### SET PROBLEM:
Only the number is wanted: how many lines in the data contain "dataset"?

### PROVIDED MATERIAL:
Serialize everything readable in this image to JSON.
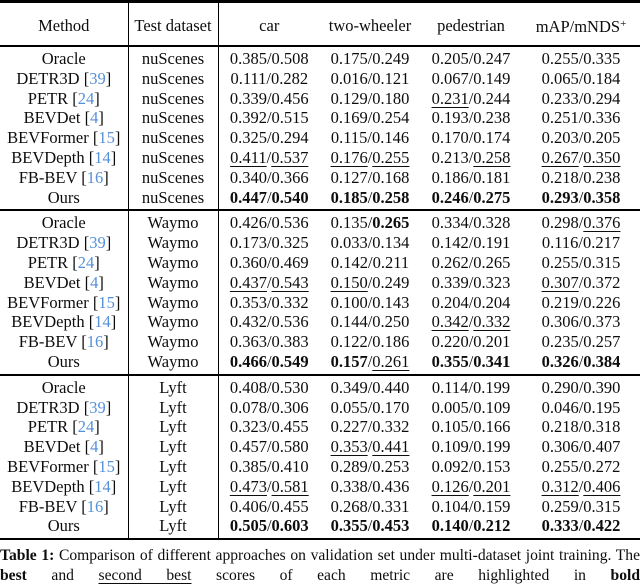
{
  "colors": {
    "text": "#0d0d0d",
    "rule": "#000000",
    "citation_blue": "#5590d8",
    "background": "#ffffff"
  },
  "table": {
    "headers": [
      "Method",
      "Test dataset",
      "car",
      "two-wheeler",
      "pedestrian",
      "mAP/mNDS"
    ],
    "header_superscript": "+",
    "groups": [
      {
        "dataset": "nuScenes",
        "rows": [
          {
            "method": "Oracle",
            "ref": "",
            "cells": [
              [
                "0.385",
                "n",
                "0.508",
                "n"
              ],
              [
                "0.175",
                "n",
                "0.249",
                "n"
              ],
              [
                "0.205",
                "n",
                "0.247",
                "n"
              ],
              [
                "0.255",
                "n",
                "0.335",
                "n"
              ]
            ]
          },
          {
            "method": "DETR3D",
            "ref": "39",
            "cells": [
              [
                "0.111",
                "n",
                "0.282",
                "n"
              ],
              [
                "0.016",
                "n",
                "0.121",
                "n"
              ],
              [
                "0.067",
                "n",
                "0.149",
                "n"
              ],
              [
                "0.065",
                "n",
                "0.184",
                "n"
              ]
            ]
          },
          {
            "method": "PETR",
            "ref": "24",
            "cells": [
              [
                "0.339",
                "n",
                "0.456",
                "n"
              ],
              [
                "0.129",
                "n",
                "0.180",
                "n"
              ],
              [
                "0.231",
                "u",
                "0.244",
                "n"
              ],
              [
                "0.233",
                "n",
                "0.294",
                "n"
              ]
            ]
          },
          {
            "method": "BEVDet",
            "ref": "4",
            "cells": [
              [
                "0.392",
                "n",
                "0.515",
                "n"
              ],
              [
                "0.169",
                "n",
                "0.254",
                "n"
              ],
              [
                "0.193",
                "n",
                "0.238",
                "n"
              ],
              [
                "0.251",
                "n",
                "0.336",
                "n"
              ]
            ]
          },
          {
            "method": "BEVFormer",
            "ref": "15",
            "cells": [
              [
                "0.325",
                "n",
                "0.294",
                "n"
              ],
              [
                "0.115",
                "n",
                "0.146",
                "n"
              ],
              [
                "0.170",
                "n",
                "0.174",
                "n"
              ],
              [
                "0.203",
                "n",
                "0.205",
                "n"
              ]
            ]
          },
          {
            "method": "BEVDepth",
            "ref": "14",
            "cells": [
              [
                "0.411",
                "u",
                "0.537",
                "u"
              ],
              [
                "0.176",
                "u",
                "0.255",
                "u"
              ],
              [
                "0.213",
                "n",
                "0.258",
                "u"
              ],
              [
                "0.267",
                "u",
                "0.350",
                "u"
              ]
            ]
          },
          {
            "method": "FB-BEV",
            "ref": "16",
            "cells": [
              [
                "0.340",
                "n",
                "0.366",
                "n"
              ],
              [
                "0.127",
                "n",
                "0.168",
                "n"
              ],
              [
                "0.186",
                "n",
                "0.181",
                "n"
              ],
              [
                "0.218",
                "n",
                "0.238",
                "n"
              ]
            ]
          },
          {
            "method": "Ours",
            "ref": "",
            "cells": [
              [
                "0.447",
                "b",
                "0.540",
                "b"
              ],
              [
                "0.185",
                "b",
                "0.258",
                "b"
              ],
              [
                "0.246",
                "b",
                "0.275",
                "b"
              ],
              [
                "0.293",
                "b",
                "0.358",
                "b"
              ]
            ]
          }
        ]
      },
      {
        "dataset": "Waymo",
        "rows": [
          {
            "method": "Oracle",
            "ref": "",
            "cells": [
              [
                "0.426",
                "n",
                "0.536",
                "n"
              ],
              [
                "0.135",
                "n",
                "0.265",
                "b"
              ],
              [
                "0.334",
                "n",
                "0.328",
                "n"
              ],
              [
                "0.298",
                "n",
                "0.376",
                "u"
              ]
            ]
          },
          {
            "method": "DETR3D",
            "ref": "39",
            "cells": [
              [
                "0.173",
                "n",
                "0.325",
                "n"
              ],
              [
                "0.033",
                "n",
                "0.134",
                "n"
              ],
              [
                "0.142",
                "n",
                "0.191",
                "n"
              ],
              [
                "0.116",
                "n",
                "0.217",
                "n"
              ]
            ]
          },
          {
            "method": "PETR",
            "ref": "24",
            "cells": [
              [
                "0.360",
                "n",
                "0.469",
                "n"
              ],
              [
                "0.142",
                "n",
                "0.211",
                "n"
              ],
              [
                "0.262",
                "n",
                "0.265",
                "n"
              ],
              [
                "0.255",
                "n",
                "0.315",
                "n"
              ]
            ]
          },
          {
            "method": "BEVDet",
            "ref": "4",
            "cells": [
              [
                "0.437",
                "u",
                "0.543",
                "u"
              ],
              [
                "0.150",
                "u",
                "0.249",
                "n"
              ],
              [
                "0.339",
                "n",
                "0.323",
                "n"
              ],
              [
                "0.307",
                "u",
                "0.372",
                "n"
              ]
            ]
          },
          {
            "method": "BEVFormer",
            "ref": "15",
            "cells": [
              [
                "0.353",
                "n",
                "0.332",
                "n"
              ],
              [
                "0.100",
                "n",
                "0.143",
                "n"
              ],
              [
                "0.204",
                "n",
                "0.204",
                "n"
              ],
              [
                "0.219",
                "n",
                "0.226",
                "n"
              ]
            ]
          },
          {
            "method": "BEVDepth",
            "ref": "14",
            "cells": [
              [
                "0.432",
                "n",
                "0.536",
                "n"
              ],
              [
                "0.144",
                "n",
                "0.250",
                "n"
              ],
              [
                "0.342",
                "u",
                "0.332",
                "u"
              ],
              [
                "0.306",
                "n",
                "0.373",
                "n"
              ]
            ]
          },
          {
            "method": "FB-BEV",
            "ref": "16",
            "cells": [
              [
                "0.363",
                "n",
                "0.383",
                "n"
              ],
              [
                "0.122",
                "n",
                "0.186",
                "n"
              ],
              [
                "0.220",
                "n",
                "0.201",
                "n"
              ],
              [
                "0.235",
                "n",
                "0.257",
                "n"
              ]
            ]
          },
          {
            "method": "Ours",
            "ref": "",
            "cells": [
              [
                "0.466",
                "b",
                "0.549",
                "b"
              ],
              [
                "0.157",
                "b",
                "0.261",
                "u"
              ],
              [
                "0.355",
                "b",
                "0.341",
                "b"
              ],
              [
                "0.326",
                "b",
                "0.384",
                "b"
              ]
            ]
          }
        ]
      },
      {
        "dataset": "Lyft",
        "rows": [
          {
            "method": "Oracle",
            "ref": "",
            "cells": [
              [
                "0.408",
                "n",
                "0.530",
                "n"
              ],
              [
                "0.349",
                "n",
                "0.440",
                "n"
              ],
              [
                "0.114",
                "n",
                "0.199",
                "n"
              ],
              [
                "0.290",
                "n",
                "0.390",
                "n"
              ]
            ]
          },
          {
            "method": "DETR3D",
            "ref": "39",
            "cells": [
              [
                "0.078",
                "n",
                "0.306",
                "n"
              ],
              [
                "0.055",
                "n",
                "0.170",
                "n"
              ],
              [
                "0.005",
                "n",
                "0.109",
                "n"
              ],
              [
                "0.046",
                "n",
                "0.195",
                "n"
              ]
            ]
          },
          {
            "method": "PETR",
            "ref": "24",
            "cells": [
              [
                "0.323",
                "n",
                "0.455",
                "n"
              ],
              [
                "0.227",
                "n",
                "0.332",
                "n"
              ],
              [
                "0.105",
                "n",
                "0.166",
                "n"
              ],
              [
                "0.218",
                "n",
                "0.318",
                "n"
              ]
            ]
          },
          {
            "method": "BEVDet",
            "ref": "4",
            "cells": [
              [
                "0.457",
                "n",
                "0.580",
                "n"
              ],
              [
                "0.353",
                "u",
                "0.441",
                "u"
              ],
              [
                "0.109",
                "n",
                "0.199",
                "n"
              ],
              [
                "0.306",
                "n",
                "0.407",
                "n"
              ]
            ]
          },
          {
            "method": "BEVFormer",
            "ref": "15",
            "cells": [
              [
                "0.385",
                "n",
                "0.410",
                "n"
              ],
              [
                "0.289",
                "n",
                "0.253",
                "n"
              ],
              [
                "0.092",
                "n",
                "0.153",
                "n"
              ],
              [
                "0.255",
                "n",
                "0.272",
                "n"
              ]
            ]
          },
          {
            "method": "BEVDepth",
            "ref": "14",
            "cells": [
              [
                "0.473",
                "u",
                "0.581",
                "u"
              ],
              [
                "0.338",
                "n",
                "0.436",
                "n"
              ],
              [
                "0.126",
                "u",
                "0.201",
                "u"
              ],
              [
                "0.312",
                "u",
                "0.406",
                "u"
              ]
            ]
          },
          {
            "method": "FB-BEV",
            "ref": "16",
            "cells": [
              [
                "0.406",
                "n",
                "0.455",
                "n"
              ],
              [
                "0.268",
                "n",
                "0.331",
                "n"
              ],
              [
                "0.104",
                "n",
                "0.159",
                "n"
              ],
              [
                "0.259",
                "n",
                "0.315",
                "n"
              ]
            ]
          },
          {
            "method": "Ours",
            "ref": "",
            "cells": [
              [
                "0.505",
                "b",
                "0.603",
                "b"
              ],
              [
                "0.355",
                "b",
                "0.453",
                "b"
              ],
              [
                "0.140",
                "b",
                "0.212",
                "b"
              ],
              [
                "0.333",
                "b",
                "0.422",
                "b"
              ]
            ]
          }
        ]
      }
    ]
  },
  "caption": {
    "segments": [
      {
        "text": "Table 1: ",
        "style": "b"
      },
      {
        "text": "Comparison of different approaches on validation set under multi-dataset joint training. The ",
        "style": "n"
      },
      {
        "text": "best",
        "style": "b"
      },
      {
        "text": " and ",
        "style": "n"
      },
      {
        "text": "second best",
        "style": "u"
      },
      {
        "text": " scores of each metric are highlighted in ",
        "style": "n"
      },
      {
        "text": "bold",
        "style": "b"
      }
    ]
  }
}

### REPLY:
5